Go through the data below and gather each line containing "name".

[START Rows]

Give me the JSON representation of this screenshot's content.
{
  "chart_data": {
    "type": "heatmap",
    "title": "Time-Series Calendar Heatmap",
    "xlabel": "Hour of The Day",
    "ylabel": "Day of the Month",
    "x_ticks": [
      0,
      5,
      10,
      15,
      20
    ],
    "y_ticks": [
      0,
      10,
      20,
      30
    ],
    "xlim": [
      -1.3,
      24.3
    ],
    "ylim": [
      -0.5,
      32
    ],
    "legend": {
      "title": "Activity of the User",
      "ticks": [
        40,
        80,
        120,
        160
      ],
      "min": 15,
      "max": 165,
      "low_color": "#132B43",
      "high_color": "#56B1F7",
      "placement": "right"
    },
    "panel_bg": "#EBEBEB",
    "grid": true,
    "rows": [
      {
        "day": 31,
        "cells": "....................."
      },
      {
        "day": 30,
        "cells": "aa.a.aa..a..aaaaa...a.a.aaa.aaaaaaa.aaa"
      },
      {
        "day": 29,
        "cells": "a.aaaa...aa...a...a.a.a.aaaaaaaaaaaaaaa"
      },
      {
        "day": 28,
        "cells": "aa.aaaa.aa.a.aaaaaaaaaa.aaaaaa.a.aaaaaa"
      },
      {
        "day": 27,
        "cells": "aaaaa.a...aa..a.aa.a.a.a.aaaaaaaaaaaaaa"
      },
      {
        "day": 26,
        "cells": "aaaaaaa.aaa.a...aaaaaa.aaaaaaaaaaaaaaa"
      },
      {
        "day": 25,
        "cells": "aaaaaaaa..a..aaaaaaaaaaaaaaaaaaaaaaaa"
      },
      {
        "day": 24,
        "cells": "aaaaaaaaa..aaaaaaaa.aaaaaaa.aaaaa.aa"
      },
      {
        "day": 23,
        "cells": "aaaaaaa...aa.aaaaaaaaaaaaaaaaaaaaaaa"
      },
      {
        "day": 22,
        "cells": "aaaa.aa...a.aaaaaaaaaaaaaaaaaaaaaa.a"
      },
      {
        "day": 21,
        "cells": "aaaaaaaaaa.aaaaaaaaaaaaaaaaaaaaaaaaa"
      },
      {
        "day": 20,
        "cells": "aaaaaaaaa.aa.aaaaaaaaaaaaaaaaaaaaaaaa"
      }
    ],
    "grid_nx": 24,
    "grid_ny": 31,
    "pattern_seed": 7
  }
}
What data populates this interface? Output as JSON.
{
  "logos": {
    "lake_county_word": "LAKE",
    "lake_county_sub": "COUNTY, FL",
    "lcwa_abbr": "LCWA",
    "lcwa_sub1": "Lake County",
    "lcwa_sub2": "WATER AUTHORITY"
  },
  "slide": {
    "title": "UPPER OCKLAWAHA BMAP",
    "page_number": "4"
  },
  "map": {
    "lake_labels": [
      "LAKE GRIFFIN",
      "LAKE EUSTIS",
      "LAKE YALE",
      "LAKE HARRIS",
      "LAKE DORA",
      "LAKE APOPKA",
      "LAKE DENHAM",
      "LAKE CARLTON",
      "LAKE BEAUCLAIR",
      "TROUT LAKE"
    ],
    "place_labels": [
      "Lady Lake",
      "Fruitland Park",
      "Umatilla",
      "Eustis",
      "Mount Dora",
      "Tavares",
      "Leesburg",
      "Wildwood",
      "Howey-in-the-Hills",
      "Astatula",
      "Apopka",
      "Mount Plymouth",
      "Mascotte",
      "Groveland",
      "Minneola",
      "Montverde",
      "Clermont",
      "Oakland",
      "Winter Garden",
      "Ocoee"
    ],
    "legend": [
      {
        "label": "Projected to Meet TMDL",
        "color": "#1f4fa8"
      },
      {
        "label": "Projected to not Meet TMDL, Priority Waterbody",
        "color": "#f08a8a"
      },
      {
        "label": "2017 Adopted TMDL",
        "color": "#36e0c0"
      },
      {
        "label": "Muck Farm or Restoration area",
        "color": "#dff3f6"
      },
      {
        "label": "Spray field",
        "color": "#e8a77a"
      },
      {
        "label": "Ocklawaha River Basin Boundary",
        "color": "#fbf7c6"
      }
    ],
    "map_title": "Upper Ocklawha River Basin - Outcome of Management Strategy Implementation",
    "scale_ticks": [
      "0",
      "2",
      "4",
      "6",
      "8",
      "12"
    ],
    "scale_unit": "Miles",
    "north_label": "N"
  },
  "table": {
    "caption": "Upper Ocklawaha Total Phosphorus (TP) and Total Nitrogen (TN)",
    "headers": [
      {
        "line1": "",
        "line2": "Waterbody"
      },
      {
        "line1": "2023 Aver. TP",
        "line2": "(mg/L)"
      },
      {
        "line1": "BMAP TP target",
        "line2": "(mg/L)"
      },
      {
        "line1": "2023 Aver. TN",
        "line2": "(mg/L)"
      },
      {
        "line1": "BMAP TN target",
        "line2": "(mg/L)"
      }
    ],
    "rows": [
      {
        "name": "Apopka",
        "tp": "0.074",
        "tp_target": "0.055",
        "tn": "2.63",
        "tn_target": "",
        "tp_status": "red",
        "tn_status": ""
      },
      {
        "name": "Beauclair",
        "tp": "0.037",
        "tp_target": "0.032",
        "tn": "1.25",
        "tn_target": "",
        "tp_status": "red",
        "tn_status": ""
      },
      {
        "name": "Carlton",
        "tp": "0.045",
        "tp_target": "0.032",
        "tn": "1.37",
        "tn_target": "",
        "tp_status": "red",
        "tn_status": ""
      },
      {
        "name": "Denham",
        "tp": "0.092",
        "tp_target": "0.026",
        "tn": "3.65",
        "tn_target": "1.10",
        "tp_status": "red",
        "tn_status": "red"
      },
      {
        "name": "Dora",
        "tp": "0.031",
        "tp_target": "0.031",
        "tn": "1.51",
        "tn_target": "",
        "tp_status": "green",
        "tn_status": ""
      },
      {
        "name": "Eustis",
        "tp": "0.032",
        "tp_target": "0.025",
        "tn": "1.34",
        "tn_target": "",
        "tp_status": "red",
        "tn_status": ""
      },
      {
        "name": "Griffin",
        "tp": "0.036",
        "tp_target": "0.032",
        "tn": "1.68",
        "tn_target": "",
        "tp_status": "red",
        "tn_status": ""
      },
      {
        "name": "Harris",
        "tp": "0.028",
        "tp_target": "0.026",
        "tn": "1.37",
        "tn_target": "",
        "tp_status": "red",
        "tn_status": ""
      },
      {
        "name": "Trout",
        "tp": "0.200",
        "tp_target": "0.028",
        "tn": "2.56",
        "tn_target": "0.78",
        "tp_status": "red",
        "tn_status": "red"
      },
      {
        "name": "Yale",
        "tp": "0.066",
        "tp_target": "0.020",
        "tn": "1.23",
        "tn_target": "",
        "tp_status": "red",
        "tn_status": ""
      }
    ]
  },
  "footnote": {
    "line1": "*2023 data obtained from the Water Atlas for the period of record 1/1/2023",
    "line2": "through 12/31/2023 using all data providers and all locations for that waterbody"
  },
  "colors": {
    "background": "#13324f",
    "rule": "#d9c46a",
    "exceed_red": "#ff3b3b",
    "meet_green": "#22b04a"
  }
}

[END Rows]

● **Written reply**:
        "name": "Apopka",
        "name": "Beauclair",
        "name": "Carlton",
        "name": "Denham",
        "name": "Dora",
        "name": "Eustis",
        "name": "Griffin",
        "name": "Harris",
        "name": "Trout",
        "name": "Yale",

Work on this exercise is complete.